What this task involves:
Check every line below for the word "Nehru" and show those that hold it.
━━━━━━━━━━━━━━━━━━━━
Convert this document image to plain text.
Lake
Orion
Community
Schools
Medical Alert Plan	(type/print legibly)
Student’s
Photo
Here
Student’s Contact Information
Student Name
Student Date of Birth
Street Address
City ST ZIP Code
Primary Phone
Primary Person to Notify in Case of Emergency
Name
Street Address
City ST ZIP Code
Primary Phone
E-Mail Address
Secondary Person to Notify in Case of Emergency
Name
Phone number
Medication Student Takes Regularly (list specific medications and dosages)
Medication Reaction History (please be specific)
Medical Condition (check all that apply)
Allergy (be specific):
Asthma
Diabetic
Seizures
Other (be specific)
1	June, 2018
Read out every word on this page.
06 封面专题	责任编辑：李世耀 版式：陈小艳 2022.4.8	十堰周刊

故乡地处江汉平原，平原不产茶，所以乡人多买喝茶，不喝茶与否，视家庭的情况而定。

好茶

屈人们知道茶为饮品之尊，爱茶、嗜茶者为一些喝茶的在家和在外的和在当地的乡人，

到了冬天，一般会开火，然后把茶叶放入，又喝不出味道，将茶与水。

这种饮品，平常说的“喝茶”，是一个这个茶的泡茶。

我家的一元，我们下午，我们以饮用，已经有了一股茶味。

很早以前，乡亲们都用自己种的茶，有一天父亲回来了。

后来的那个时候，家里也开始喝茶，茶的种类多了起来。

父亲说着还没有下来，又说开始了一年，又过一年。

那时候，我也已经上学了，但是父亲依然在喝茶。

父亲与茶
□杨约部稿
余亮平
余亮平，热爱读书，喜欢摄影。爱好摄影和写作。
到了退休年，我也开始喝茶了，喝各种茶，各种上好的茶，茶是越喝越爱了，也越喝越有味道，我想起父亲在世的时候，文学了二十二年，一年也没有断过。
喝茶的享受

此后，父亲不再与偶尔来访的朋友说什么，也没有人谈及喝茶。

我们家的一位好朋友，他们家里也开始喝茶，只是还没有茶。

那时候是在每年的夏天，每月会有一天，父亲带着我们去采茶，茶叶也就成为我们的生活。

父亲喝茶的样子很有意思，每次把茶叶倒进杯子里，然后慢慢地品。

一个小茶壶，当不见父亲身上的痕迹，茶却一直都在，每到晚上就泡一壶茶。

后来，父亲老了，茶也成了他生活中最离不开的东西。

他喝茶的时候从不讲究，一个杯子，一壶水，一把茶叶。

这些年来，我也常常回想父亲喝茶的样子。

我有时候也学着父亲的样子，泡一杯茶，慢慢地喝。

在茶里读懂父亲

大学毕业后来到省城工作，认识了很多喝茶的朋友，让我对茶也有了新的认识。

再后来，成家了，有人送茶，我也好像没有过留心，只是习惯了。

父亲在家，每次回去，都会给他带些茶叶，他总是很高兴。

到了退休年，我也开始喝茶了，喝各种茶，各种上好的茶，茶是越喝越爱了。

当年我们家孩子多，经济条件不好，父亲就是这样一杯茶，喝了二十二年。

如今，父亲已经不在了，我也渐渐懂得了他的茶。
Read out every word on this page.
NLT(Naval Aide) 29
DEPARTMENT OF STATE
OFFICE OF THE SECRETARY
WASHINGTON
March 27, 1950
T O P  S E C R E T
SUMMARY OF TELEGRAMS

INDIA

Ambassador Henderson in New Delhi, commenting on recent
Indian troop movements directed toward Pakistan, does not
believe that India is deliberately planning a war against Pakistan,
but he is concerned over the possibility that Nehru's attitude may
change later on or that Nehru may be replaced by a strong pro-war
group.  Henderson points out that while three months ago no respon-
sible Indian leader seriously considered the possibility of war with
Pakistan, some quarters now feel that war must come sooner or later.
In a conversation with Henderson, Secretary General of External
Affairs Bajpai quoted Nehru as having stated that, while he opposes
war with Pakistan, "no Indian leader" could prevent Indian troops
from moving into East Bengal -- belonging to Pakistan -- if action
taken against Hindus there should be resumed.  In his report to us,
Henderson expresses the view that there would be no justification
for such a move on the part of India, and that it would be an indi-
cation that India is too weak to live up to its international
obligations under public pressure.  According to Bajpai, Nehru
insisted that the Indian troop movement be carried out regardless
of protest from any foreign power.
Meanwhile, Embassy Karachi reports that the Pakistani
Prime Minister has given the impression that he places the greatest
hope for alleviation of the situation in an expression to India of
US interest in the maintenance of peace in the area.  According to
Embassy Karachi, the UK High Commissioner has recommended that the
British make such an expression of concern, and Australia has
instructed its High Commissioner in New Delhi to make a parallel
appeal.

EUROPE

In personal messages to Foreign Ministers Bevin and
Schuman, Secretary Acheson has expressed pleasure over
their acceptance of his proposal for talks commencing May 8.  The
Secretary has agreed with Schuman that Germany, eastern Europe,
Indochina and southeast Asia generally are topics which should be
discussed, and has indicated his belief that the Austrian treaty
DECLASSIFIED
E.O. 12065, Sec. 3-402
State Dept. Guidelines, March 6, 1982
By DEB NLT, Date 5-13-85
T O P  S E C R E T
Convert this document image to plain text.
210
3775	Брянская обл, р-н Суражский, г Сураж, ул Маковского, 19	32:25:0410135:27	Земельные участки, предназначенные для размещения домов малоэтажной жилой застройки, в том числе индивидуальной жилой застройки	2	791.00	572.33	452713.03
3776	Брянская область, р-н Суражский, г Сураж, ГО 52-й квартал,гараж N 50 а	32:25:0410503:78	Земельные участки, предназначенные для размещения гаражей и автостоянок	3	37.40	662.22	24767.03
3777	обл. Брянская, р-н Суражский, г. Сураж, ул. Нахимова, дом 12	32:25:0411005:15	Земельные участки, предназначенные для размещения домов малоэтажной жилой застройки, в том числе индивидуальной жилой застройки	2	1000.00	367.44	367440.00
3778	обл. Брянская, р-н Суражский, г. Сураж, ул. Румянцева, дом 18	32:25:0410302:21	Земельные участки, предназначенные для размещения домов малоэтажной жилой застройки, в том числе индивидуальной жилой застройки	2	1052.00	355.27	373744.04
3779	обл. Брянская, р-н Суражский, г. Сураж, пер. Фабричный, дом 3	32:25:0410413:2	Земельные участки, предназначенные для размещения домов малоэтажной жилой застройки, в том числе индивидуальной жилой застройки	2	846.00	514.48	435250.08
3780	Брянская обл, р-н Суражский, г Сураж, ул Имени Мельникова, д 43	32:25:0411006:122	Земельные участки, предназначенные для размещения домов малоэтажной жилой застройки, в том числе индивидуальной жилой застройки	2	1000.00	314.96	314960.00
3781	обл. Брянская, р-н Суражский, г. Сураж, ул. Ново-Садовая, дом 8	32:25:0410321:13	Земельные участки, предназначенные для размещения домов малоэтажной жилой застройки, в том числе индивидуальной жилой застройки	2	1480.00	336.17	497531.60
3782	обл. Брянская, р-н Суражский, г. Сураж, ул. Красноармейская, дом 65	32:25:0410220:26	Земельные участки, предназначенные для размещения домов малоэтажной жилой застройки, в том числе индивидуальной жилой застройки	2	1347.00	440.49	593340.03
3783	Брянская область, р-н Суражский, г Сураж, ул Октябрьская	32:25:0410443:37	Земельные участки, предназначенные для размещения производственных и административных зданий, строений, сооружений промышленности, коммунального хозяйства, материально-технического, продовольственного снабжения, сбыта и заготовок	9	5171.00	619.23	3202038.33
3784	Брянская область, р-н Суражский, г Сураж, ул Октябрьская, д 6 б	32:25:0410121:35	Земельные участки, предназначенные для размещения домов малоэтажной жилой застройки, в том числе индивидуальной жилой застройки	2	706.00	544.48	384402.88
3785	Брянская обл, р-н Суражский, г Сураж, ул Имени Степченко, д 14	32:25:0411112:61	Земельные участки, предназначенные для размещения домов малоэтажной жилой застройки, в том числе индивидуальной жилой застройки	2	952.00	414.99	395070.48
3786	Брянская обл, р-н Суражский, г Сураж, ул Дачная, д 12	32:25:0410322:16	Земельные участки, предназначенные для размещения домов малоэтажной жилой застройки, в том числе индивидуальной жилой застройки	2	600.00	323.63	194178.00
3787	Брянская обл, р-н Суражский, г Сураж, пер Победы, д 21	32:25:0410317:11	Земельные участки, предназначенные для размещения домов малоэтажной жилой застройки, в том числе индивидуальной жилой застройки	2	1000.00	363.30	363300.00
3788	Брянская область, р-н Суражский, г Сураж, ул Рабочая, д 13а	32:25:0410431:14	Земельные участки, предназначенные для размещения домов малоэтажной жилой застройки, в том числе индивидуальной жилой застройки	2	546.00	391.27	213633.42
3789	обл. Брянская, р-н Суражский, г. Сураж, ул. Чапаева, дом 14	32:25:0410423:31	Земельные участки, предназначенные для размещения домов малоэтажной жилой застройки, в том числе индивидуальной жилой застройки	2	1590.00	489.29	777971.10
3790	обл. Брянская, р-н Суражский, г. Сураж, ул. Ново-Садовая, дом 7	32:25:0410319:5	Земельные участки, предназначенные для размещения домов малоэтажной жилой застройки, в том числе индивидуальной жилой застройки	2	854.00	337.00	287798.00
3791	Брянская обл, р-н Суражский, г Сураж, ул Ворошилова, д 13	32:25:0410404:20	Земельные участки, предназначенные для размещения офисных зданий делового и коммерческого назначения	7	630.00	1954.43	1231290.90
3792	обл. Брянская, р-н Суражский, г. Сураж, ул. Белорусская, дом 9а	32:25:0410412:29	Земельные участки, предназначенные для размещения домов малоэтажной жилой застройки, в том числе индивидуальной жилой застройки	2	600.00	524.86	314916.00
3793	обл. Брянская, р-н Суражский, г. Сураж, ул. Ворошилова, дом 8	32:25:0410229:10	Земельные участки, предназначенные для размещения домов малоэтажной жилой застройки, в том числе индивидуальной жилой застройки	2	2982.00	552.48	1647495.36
━━━━━━━━━━━━━━━━━━━━
The solution:
but he is concerned over the possibility that Nehru's attitude may
change later on or that Nehru may be replaced by a strong pro-war
Affairs Bajpai quoted Nehru as having stated that, while he opposes
obligations under public pressure.  According to Bajpai, Nehru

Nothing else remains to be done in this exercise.